### O QUE SE PEDE:
Por favor, copie sem nenhuma alteração o trecho da listagem que começa na primeira linha e termina na linha que contém "field-value: 会计 (363, 204, 390, 220)", incluindo as duas.

### DADOS BRUTOS:
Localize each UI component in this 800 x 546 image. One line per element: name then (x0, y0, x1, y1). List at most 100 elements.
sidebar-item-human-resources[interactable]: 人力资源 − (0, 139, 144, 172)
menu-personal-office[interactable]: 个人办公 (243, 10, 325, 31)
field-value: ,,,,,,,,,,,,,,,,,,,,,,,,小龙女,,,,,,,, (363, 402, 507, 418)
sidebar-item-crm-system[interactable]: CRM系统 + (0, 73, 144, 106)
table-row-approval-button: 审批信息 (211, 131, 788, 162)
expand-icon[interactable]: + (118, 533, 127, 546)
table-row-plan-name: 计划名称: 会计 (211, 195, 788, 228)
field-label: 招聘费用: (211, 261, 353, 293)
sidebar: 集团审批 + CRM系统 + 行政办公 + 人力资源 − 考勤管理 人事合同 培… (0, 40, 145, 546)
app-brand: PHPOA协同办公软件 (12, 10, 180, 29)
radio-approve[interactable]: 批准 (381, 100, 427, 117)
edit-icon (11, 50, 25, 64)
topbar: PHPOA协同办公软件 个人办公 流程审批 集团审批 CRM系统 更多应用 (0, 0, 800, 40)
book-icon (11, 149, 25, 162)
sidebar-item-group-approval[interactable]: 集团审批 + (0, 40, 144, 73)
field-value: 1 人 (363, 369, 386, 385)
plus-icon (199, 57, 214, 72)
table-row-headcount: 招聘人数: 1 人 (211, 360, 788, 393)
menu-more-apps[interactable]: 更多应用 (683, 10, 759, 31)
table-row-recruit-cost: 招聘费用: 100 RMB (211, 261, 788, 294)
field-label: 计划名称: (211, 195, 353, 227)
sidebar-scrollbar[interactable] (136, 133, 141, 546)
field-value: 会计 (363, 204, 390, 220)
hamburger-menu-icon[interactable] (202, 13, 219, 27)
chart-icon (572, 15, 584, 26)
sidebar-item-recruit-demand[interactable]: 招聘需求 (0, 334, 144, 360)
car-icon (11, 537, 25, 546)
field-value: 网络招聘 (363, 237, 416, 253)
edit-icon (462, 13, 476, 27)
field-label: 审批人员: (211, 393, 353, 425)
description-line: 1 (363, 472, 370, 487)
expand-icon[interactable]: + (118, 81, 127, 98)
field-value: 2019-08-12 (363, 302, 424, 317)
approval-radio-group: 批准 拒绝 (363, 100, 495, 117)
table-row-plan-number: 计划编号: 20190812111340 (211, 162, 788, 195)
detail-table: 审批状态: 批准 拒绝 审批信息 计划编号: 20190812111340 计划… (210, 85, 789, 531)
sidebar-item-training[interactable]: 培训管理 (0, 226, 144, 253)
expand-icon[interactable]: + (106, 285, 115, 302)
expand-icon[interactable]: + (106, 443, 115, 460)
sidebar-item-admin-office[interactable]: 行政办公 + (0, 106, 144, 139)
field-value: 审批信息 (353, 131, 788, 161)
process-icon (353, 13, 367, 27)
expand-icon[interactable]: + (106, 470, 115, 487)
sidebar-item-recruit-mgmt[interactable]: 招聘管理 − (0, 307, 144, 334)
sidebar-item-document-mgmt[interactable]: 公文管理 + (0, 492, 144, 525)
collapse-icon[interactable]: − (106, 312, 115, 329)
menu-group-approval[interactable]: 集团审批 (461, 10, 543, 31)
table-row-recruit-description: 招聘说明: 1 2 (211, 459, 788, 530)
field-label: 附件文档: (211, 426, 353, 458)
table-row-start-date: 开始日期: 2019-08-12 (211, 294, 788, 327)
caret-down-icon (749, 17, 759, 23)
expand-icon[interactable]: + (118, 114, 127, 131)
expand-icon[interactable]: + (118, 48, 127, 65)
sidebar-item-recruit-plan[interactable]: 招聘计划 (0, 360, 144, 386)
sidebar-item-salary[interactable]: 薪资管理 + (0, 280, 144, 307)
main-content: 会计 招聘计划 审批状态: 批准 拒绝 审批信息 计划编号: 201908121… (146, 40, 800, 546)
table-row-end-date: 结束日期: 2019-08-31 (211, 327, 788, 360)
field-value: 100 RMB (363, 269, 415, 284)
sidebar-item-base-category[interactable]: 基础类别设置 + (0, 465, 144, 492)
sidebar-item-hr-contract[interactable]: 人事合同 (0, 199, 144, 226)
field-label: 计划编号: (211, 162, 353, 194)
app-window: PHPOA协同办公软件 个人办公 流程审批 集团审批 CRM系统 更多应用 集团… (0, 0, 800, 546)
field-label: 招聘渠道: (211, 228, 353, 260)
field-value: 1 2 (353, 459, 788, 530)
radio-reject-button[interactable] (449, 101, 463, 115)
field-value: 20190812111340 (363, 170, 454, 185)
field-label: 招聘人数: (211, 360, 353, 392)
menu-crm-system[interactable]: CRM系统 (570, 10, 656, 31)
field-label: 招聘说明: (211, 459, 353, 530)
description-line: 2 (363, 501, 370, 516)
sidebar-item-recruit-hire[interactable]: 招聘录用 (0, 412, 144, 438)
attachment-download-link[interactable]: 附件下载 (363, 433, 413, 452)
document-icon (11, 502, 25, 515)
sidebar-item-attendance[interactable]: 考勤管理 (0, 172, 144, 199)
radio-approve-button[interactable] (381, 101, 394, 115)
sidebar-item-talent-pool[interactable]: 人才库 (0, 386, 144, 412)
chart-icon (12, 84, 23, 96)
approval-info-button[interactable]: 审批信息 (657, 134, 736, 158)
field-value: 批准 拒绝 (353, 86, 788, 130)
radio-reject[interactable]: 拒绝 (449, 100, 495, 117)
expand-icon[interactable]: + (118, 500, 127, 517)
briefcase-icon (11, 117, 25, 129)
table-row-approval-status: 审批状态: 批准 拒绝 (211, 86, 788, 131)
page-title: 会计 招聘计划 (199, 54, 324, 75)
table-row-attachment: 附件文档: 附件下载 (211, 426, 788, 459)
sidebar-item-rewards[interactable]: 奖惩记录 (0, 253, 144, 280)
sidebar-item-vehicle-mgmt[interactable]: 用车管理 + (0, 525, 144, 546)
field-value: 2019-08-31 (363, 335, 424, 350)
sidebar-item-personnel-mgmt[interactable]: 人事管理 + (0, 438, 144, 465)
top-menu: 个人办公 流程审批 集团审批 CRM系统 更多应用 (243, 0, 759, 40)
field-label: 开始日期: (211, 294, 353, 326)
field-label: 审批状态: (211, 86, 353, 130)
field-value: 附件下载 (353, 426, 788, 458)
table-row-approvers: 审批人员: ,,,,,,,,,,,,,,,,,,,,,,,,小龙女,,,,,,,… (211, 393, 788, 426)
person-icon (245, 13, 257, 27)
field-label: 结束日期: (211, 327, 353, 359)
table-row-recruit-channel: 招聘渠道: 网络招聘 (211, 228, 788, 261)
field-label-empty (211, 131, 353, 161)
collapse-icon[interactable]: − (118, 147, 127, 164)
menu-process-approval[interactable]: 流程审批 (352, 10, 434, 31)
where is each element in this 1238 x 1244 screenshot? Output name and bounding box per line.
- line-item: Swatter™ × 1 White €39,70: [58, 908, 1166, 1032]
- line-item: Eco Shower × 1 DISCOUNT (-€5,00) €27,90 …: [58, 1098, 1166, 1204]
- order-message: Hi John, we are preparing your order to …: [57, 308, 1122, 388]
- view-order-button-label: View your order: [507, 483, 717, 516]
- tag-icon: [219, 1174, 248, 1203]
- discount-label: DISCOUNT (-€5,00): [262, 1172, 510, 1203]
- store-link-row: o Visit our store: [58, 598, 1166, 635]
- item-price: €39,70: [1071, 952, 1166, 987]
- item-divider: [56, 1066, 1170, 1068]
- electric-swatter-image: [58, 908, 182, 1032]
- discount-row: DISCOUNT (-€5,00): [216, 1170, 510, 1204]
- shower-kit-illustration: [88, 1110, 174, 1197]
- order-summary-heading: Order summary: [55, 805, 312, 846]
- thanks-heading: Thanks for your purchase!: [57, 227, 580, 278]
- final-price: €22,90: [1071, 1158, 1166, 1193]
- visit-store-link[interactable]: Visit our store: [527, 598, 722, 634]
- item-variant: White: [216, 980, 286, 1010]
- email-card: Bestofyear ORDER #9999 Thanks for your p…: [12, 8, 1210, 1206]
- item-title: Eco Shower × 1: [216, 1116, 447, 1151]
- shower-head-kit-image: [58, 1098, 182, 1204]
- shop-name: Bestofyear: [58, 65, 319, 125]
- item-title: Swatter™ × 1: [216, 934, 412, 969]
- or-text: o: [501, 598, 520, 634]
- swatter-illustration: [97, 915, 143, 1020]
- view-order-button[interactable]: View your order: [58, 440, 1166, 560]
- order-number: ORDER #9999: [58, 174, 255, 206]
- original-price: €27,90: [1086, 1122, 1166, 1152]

### RESPOSTA DO EXERCÍCIO:
Localize each UI component in this 800 x 546 image. One line per element: name then (x0, y0, x1, y1). List at most 100 elements.
sidebar-item-human-resources[interactable]: 人力资源 − (0, 139, 144, 172)
menu-personal-office[interactable]: 个人办公 (243, 10, 325, 31)
field-value: ,,,,,,,,,,,,,,,,,,,,,,,,小龙女,,,,,,,, (363, 402, 507, 418)
sidebar-item-crm-system[interactable]: CRM系统 + (0, 73, 144, 106)
table-row-approval-button: 审批信息 (211, 131, 788, 162)
expand-icon[interactable]: + (118, 533, 127, 546)
table-row-plan-name: 计划名称: 会计 (211, 195, 788, 228)
field-label: 招聘费用: (211, 261, 353, 293)
sidebar: 集团审批 + CRM系统 + 行政办公 + 人力资源 − 考勤管理 人事合同 培… (0, 40, 145, 546)
app-brand: PHPOA协同办公软件 (12, 10, 180, 29)
radio-approve[interactable]: 批准 (381, 100, 427, 117)
edit-icon (11, 50, 25, 64)
topbar: PHPOA协同办公软件 个人办公 流程审批 集团审批 CRM系统 更多应用 (0, 0, 800, 40)
book-icon (11, 149, 25, 162)
sidebar-item-group-approval[interactable]: 集团审批 + (0, 40, 144, 73)
field-value: 1 人 (363, 369, 386, 385)
plus-icon (199, 57, 214, 72)
table-row-headcount: 招聘人数: 1 人 (211, 360, 788, 393)
menu-more-apps[interactable]: 更多应用 (683, 10, 759, 31)
table-row-recruit-cost: 招聘费用: 100 RMB (211, 261, 788, 294)
field-label: 计划名称: (211, 195, 353, 227)
sidebar-scrollbar[interactable] (136, 133, 141, 546)
field-value: 会计 (363, 204, 390, 220)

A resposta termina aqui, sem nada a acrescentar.